INSTRUCTIONS TO FOLLOW: Duplicate every line of the material below in the same order and without any changes, leaving out the pictures.

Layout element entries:

········

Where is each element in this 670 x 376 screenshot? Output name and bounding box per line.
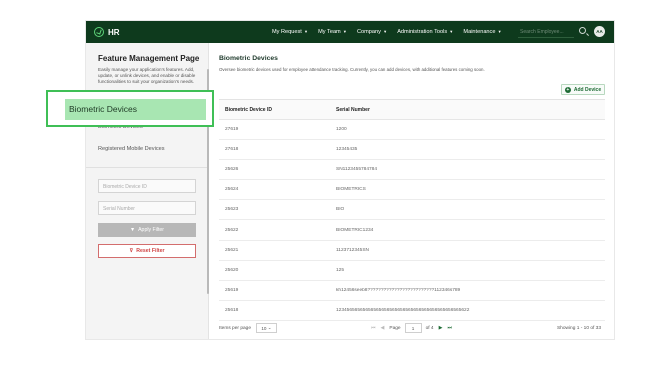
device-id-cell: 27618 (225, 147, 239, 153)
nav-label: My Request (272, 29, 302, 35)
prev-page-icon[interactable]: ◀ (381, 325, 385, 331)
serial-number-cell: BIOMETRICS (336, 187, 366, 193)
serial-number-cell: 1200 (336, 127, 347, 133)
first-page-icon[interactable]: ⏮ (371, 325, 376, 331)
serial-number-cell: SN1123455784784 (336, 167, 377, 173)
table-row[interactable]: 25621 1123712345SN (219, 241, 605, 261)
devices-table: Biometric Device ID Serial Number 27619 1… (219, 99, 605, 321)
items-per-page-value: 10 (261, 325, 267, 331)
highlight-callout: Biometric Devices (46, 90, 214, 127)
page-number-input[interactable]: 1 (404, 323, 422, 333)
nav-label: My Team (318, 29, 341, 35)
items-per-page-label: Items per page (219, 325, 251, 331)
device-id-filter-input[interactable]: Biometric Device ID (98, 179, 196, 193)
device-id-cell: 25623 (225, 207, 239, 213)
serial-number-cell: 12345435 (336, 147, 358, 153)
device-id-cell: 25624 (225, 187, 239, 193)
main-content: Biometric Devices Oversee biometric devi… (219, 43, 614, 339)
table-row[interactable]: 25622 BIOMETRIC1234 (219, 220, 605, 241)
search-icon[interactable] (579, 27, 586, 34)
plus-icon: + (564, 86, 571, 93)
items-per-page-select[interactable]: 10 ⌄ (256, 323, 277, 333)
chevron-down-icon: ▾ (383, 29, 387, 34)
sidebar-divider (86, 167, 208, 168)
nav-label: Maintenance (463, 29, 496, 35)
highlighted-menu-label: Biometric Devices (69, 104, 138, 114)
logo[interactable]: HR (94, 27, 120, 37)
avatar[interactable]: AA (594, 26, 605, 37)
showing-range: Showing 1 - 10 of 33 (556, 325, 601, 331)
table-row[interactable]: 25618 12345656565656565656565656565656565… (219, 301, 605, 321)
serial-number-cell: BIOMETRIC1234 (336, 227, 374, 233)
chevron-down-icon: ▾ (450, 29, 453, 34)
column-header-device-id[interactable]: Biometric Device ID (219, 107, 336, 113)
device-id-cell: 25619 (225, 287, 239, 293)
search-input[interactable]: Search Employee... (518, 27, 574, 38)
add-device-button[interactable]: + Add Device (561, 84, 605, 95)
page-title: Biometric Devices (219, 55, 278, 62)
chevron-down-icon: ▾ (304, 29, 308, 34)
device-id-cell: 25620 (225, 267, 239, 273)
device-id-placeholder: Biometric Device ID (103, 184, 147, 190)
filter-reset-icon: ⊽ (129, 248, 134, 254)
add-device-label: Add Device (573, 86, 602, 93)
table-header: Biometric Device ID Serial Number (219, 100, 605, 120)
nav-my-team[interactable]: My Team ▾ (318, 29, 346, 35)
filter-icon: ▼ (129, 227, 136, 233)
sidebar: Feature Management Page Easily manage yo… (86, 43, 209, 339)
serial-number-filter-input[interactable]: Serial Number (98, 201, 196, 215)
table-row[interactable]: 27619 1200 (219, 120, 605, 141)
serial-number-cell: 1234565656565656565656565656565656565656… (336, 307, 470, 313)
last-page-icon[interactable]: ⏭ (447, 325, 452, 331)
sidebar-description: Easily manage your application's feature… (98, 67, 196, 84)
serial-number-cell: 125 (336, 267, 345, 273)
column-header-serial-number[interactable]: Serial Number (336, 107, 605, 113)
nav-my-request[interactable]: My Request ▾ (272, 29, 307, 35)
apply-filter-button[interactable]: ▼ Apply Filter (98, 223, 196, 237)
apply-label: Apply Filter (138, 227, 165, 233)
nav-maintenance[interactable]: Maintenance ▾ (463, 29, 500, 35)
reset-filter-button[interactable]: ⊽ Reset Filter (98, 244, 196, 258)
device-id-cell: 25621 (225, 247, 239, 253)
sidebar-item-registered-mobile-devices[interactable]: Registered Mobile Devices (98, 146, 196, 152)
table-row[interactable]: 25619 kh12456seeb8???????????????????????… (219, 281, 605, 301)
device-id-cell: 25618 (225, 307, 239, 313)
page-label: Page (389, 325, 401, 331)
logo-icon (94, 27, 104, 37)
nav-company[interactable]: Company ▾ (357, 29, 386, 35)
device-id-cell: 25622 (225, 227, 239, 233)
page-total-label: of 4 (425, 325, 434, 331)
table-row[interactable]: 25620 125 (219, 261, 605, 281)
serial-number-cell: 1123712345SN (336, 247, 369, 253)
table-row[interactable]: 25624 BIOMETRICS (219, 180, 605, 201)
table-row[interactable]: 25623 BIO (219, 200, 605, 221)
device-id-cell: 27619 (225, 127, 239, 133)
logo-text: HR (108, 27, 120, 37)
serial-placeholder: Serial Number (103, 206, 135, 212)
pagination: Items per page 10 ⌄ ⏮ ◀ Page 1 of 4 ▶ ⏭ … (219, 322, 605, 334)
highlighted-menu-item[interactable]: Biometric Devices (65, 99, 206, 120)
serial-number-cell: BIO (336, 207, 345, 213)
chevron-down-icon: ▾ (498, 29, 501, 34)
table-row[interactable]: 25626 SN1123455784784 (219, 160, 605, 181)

········

OUTPUT:
Where is each element in this 670 x 376 screenshot? Output name and bounding box per line.
device-id-cell: 27618 (225, 147, 239, 153)
nav-label: My Request (272, 29, 302, 35)
prev-page-icon[interactable]: ◀ (381, 325, 385, 331)
serial-number-cell: BIOMETRICS (336, 187, 366, 193)
serial-number-cell: 1200 (336, 127, 347, 133)
first-page-icon[interactable]: ⏮ (371, 325, 376, 331)
serial-number-cell: SN1123455784784 (336, 167, 377, 173)
table-row[interactable]: 25621 1123712345SN (219, 241, 605, 261)
devices-table: Biometric Device ID Serial Number 27619 1… (219, 99, 605, 321)
items-per-page-value: 10 (261, 325, 267, 331)
highlight-callout: Biometric Devices (46, 90, 214, 127)
page-number-input[interactable]: 1 (404, 323, 422, 333)
nav-label: My Team (318, 29, 341, 35)
items-per-page-label: Items per page (219, 325, 251, 331)
device-id-filter-input[interactable]: Biometric Device ID (98, 179, 196, 193)
device-id-cell: 25623 (225, 207, 239, 213)
serial-number-cell: 12345435 (336, 147, 358, 153)
device-id-cell: 25624 (225, 187, 239, 193)
main-content: Biometric Devices Oversee biometric devi… (219, 43, 614, 339)
table-row[interactable]: 25622 BIOMETRIC1234 (219, 220, 605, 241)
search-icon[interactable] (579, 27, 586, 34)
plus-icon: + (564, 86, 571, 93)
items-per-page-select[interactable]: 10 ⌄ (256, 323, 277, 333)
chevron-down-icon: ▾ (383, 29, 387, 34)
sidebar-divider (86, 167, 208, 168)
nav-label: Maintenance (463, 29, 496, 35)
highlighted-menu-label: Biometric Devices (69, 104, 138, 114)
logo[interactable]: HR (94, 27, 120, 37)
avatar[interactable]: AA (594, 26, 605, 37)
showing-range: Showing 1 - 10 of 33 (556, 325, 601, 331)
table-row[interactable]: 25618 12345656565656565656565656565656565… (219, 301, 605, 321)
serial-number-cell: BIOMETRIC1234 (336, 227, 374, 233)
chevron-down-icon: ▾ (450, 29, 453, 34)
column-header-device-id[interactable]: Biometric Device ID (219, 107, 336, 113)
device-id-cell: 25619 (225, 287, 239, 293)
search-input[interactable]: Search Employee... (518, 27, 574, 38)
add-device-button[interactable]: + Add Device (561, 84, 605, 95)
page-title: Biometric Devices (219, 55, 278, 62)
chevron-down-icon: ▾ (304, 29, 308, 34)
device-id-cell: 25620 (225, 267, 239, 273)
device-id-placeholder: Biometric Device ID (103, 184, 147, 190)
filter-reset-icon: ⊽ (129, 248, 134, 254)
add-device-label: Add Device (573, 86, 602, 93)
table-header: Biometric Device ID Serial Number (219, 100, 605, 120)
nav-my-team[interactable]: My Team ▾ (318, 29, 346, 35)
filter-icon: ▼ (129, 227, 136, 233)
sidebar: Feature Management Page Easily manage yo… (86, 43, 209, 339)
serial-number-filter-input[interactable]: Serial Number (98, 201, 196, 215)
table-row[interactable]: 27619 1200 (219, 120, 605, 141)
serial-number-cell: 1234565656565656565656565656565656565656… (336, 307, 470, 313)
last-page-icon[interactable]: ⏭ (447, 325, 452, 331)
sidebar-description: Easily manage your application's feature… (98, 67, 196, 84)
serial-number-cell: 125 (336, 267, 345, 273)
column-header-serial-number[interactable]: Serial Number (336, 107, 605, 113)
nav-my-request[interactable]: My Request ▾ (272, 29, 307, 35)
apply-filter-button[interactable]: ▼ Apply Filter (98, 223, 196, 237)
apply-label: Apply Filter (138, 227, 165, 233)
nav-maintenance[interactable]: Maintenance ▾ (463, 29, 500, 35)
reset-filter-button[interactable]: ⊽ Reset Filter (98, 244, 196, 258)
device-id-cell: 25621 (225, 247, 239, 253)
sidebar-item-registered-mobile-devices[interactable]: Registered Mobile Devices (98, 146, 196, 152)
table-row[interactable]: 25619 kh12456seeb8???????????????????????… (219, 281, 605, 301)
device-id-cell: 25618 (225, 307, 239, 313)
page-label: Page (389, 325, 401, 331)
logo-icon (94, 27, 104, 37)
nav-company[interactable]: Company ▾ (357, 29, 386, 35)
device-id-cell: 25622 (225, 227, 239, 233)
page-total-label: of 4 (425, 325, 434, 331)
table-row[interactable]: 25620 125 (219, 261, 605, 281)
serial-number-cell: 1123712345SN (336, 247, 369, 253)
table-row[interactable]: 25624 BIOMETRICS (219, 180, 605, 201)
table-row[interactable]: 25623 BIO (219, 200, 605, 221)
device-id-cell: 27619 (225, 127, 239, 133)
logo-text: HR (108, 27, 120, 37)
serial-placeholder: Serial Number (103, 206, 135, 212)
pagination: Items per page 10 ⌄ ⏮ ◀ Page 1 of 4 ▶ ⏭ … (219, 322, 605, 334)
highlighted-menu-item[interactable]: Biometric Devices (65, 99, 206, 120)
serial-number-cell: BIO (336, 207, 345, 213)
chevron-down-icon: ▾ (498, 29, 501, 34)
table-row[interactable]: 25626 SN1123455784784 (219, 160, 605, 181)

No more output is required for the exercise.